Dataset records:

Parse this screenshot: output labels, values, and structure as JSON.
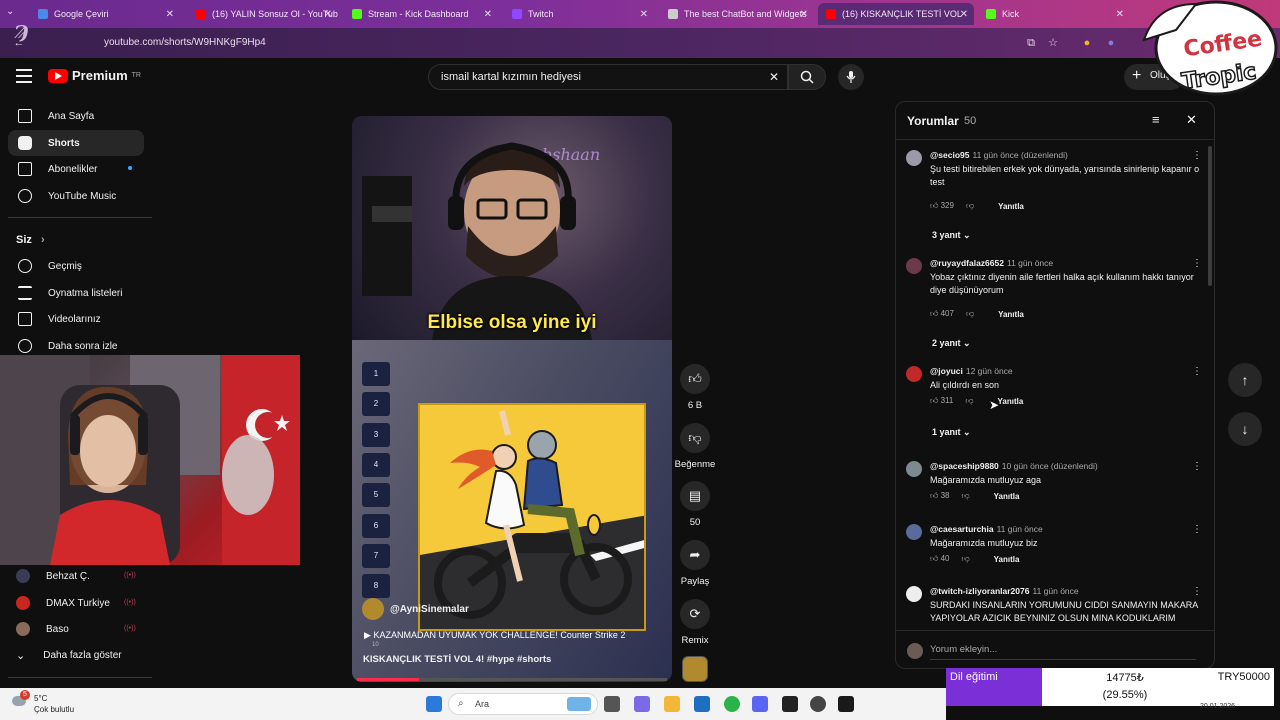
{
  "browser": {
    "tabs": [
      {
        "title": "Google Çeviri",
        "fav": "#4a88ea"
      },
      {
        "title": "(16) YALIN Sonsuz Ol - YouTube",
        "fav": "#ff0000"
      },
      {
        "title": "Stream - Kick Dashboard",
        "fav": "#53fc18"
      },
      {
        "title": "Twitch",
        "fav": "#9147ff"
      },
      {
        "title": "The best ChatBot and Widgets",
        "fav": "#cccccc"
      },
      {
        "title": "(16) KISKANÇLIK TESTİ VOL",
        "fav": "#ff0000"
      },
      {
        "title": "Kick",
        "fav": "#53fc18"
      }
    ],
    "url": "youtube.com/shorts/W9HNKgF9Hp4"
  },
  "youtube": {
    "brand": "Premium",
    "region": "TR",
    "search_query": "ismail kartal kızımın hediyesi",
    "create_label": "Oluştur"
  },
  "sidebar": {
    "items": [
      {
        "label": "Ana Sayfa",
        "icon": "home-icon"
      },
      {
        "label": "Shorts",
        "icon": "shorts-icon"
      },
      {
        "label": "Abonelikler",
        "icon": "subscriptions-icon"
      },
      {
        "label": "YouTube Music",
        "icon": "music-icon"
      }
    ],
    "you_header": "Siz",
    "you_items": [
      {
        "label": "Geçmiş",
        "icon": "history-icon"
      },
      {
        "label": "Oynatma listeleri",
        "icon": "playlist-icon"
      },
      {
        "label": "Videolarınız",
        "icon": "video-icon"
      },
      {
        "label": "Daha sonra izle",
        "icon": "clock-icon"
      }
    ],
    "subscriptions": [
      {
        "label": "Behzat Ç.",
        "color": "#3b3b55"
      },
      {
        "label": "DMAX Turkiye",
        "color": "#c8271f"
      },
      {
        "label": "Baso",
        "color": "#8a6a5a"
      }
    ],
    "show_more": "Daha fazla göster"
  },
  "short": {
    "caption": "Elbise olsa yine iyi",
    "numbers": [
      "1",
      "2",
      "3",
      "4",
      "5",
      "6",
      "7",
      "8"
    ],
    "channel": "@AyniSinemalar",
    "music": "KAZANMADAN UYUMAK YOK CHALLENGE! Counter Strike 2",
    "music_sub": "10",
    "title": "KISKANÇLIK TESTİ VOL 4! #hype #shorts",
    "progress": 0.2
  },
  "actions": {
    "likes": "6 B",
    "dislike": "Beğenme",
    "comments": "50",
    "share": "Paylaş",
    "remix": "Remix"
  },
  "comments_panel": {
    "title": "Yorumlar",
    "count": "50",
    "reply_label": "Yanıtla",
    "input_placeholder": "Yorum ekleyin...",
    "items": [
      {
        "user": "@secio95",
        "time": "11 gün önce (düzenlendi)",
        "text": "Şu testi bitirebilen erkek yok dünyada, yarısında sinirlenip kapanır o test",
        "likes": "329",
        "replies": "3 yanıt",
        "color": "#9a9aa8"
      },
      {
        "user": "@ruyaydfalaz6652",
        "time": "11 gün önce",
        "text": "Yobaz çıktınız diyenin aile fertleri halka açık kullanım hakkı tanıyor diye düşünüyorum",
        "likes": "407",
        "replies": "2 yanıt",
        "color": "#6b3a4a"
      },
      {
        "user": "@joyuci",
        "time": "12 gün önce",
        "text": "Ali çıldırdı en son",
        "likes": "311",
        "replies": "1 yanıt",
        "color": "#c0282a"
      },
      {
        "user": "@spaceship9880",
        "time": "10 gün önce (düzenlendi)",
        "text": "Mağaramızda mutluyuz aga",
        "likes": "38",
        "replies": "",
        "color": "#7c8a90"
      },
      {
        "user": "@caesarturchia",
        "time": "11 gün önce",
        "text": "Mağaramızda mutluyuz biz",
        "likes": "40",
        "replies": "",
        "color": "#5a6a9a"
      },
      {
        "user": "@twitch-izliyoranlar2076",
        "time": "11 gün önce",
        "text": "SURDAKI INSANLARIN YORUMUNU CIDDI SANMAYIN MAKARA YAPIYOLAR AZICIK BEYNINIZ OLSUN MINA KODUKLARIM",
        "likes": "",
        "replies": "",
        "color": "#eeeeee"
      }
    ]
  },
  "overlay": {
    "logo_line1": "Coffee",
    "logo_line2": "Tropic",
    "donation_label": "Dil eğitimi",
    "donation_amount": "14775₺",
    "donation_percent": "(29.55%)",
    "donation_goal": "TRY50000"
  },
  "taskbar": {
    "temperature": "5°C",
    "condition": "Çok bulutlu",
    "badge": "5",
    "search": "Ara",
    "date": "20.01.2026"
  }
}
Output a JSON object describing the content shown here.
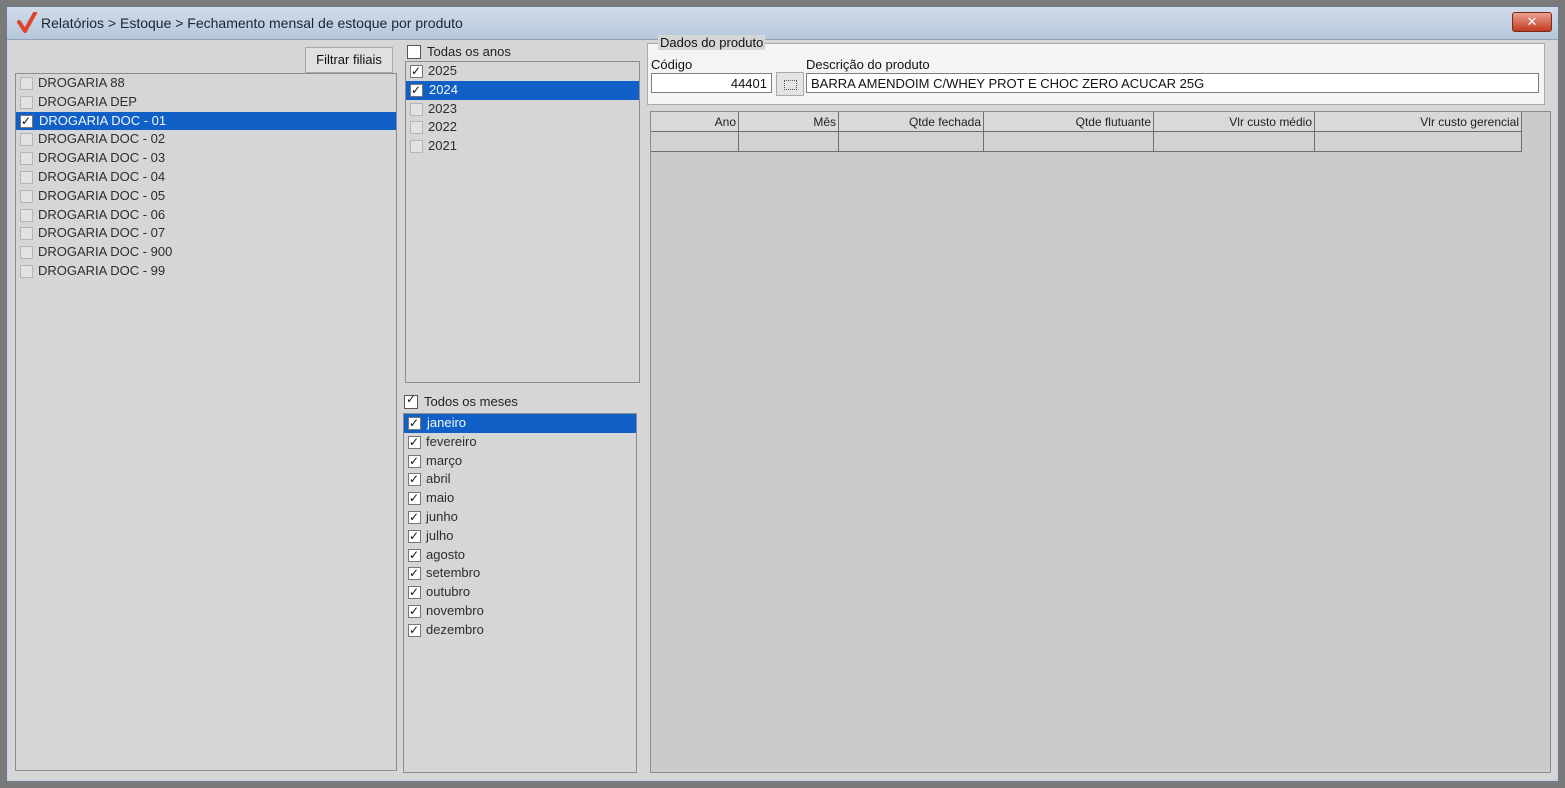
{
  "window": {
    "title": "Relatórios > Estoque > Fechamento mensal de estoque por produto",
    "close_symbol": "✕"
  },
  "filiais": {
    "filter_button": "Filtrar filiais",
    "items": [
      {
        "label": "DROGARIA 88",
        "checked": false,
        "selected": false
      },
      {
        "label": "DROGARIA DEP",
        "checked": false,
        "selected": false
      },
      {
        "label": "DROGARIA DOC - 01",
        "checked": true,
        "selected": true
      },
      {
        "label": "DROGARIA DOC - 02",
        "checked": false,
        "selected": false
      },
      {
        "label": "DROGARIA DOC - 03",
        "checked": false,
        "selected": false
      },
      {
        "label": "DROGARIA DOC - 04",
        "checked": false,
        "selected": false
      },
      {
        "label": "DROGARIA DOC - 05",
        "checked": false,
        "selected": false
      },
      {
        "label": "DROGARIA DOC - 06",
        "checked": false,
        "selected": false
      },
      {
        "label": "DROGARIA DOC - 07",
        "checked": false,
        "selected": false
      },
      {
        "label": "DROGARIA DOC - 900",
        "checked": false,
        "selected": false
      },
      {
        "label": "DROGARIA DOC - 99",
        "checked": false,
        "selected": false
      }
    ]
  },
  "anos": {
    "all_label": "Todas os anos",
    "all_checked": false,
    "items": [
      {
        "label": "2025",
        "checked": true,
        "selected": false
      },
      {
        "label": "2024",
        "checked": true,
        "selected": true
      },
      {
        "label": "2023",
        "checked": false,
        "selected": false
      },
      {
        "label": "2022",
        "checked": false,
        "selected": false
      },
      {
        "label": "2021",
        "checked": false,
        "selected": false
      }
    ]
  },
  "meses": {
    "all_label": "Todos os meses",
    "all_checked": true,
    "items": [
      {
        "label": "janeiro",
        "checked": true,
        "selected": true
      },
      {
        "label": "fevereiro",
        "checked": true,
        "selected": false
      },
      {
        "label": "março",
        "checked": true,
        "selected": false
      },
      {
        "label": "abril",
        "checked": true,
        "selected": false
      },
      {
        "label": "maio",
        "checked": true,
        "selected": false
      },
      {
        "label": "junho",
        "checked": true,
        "selected": false
      },
      {
        "label": "julho",
        "checked": true,
        "selected": false
      },
      {
        "label": "agosto",
        "checked": true,
        "selected": false
      },
      {
        "label": "setembro",
        "checked": true,
        "selected": false
      },
      {
        "label": "outubro",
        "checked": true,
        "selected": false
      },
      {
        "label": "novembro",
        "checked": true,
        "selected": false
      },
      {
        "label": "dezembro",
        "checked": true,
        "selected": false
      }
    ]
  },
  "produto": {
    "group_label": "Dados do produto",
    "codigo_label": "Código",
    "codigo_value": "44401",
    "descricao_label": "Descrição do produto",
    "descricao_value": "BARRA AMENDOIM C/WHEY PROT E CHOC ZERO ACUCAR 25G"
  },
  "grid": {
    "columns": [
      "Ano",
      "Mês",
      "Qtde fechada",
      "Qtde flutuante",
      "Vlr custo médio",
      "Vlr custo gerencial"
    ]
  },
  "colors": {
    "selection": "#1160c8",
    "window_bg": "#d6d6d6",
    "accent_check": "#e0452b"
  }
}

§ YOUR GOAL: Tell how many lines contain the word "filiais", using only the number.

§ SOLUTION TO THIS EXERCISE: 2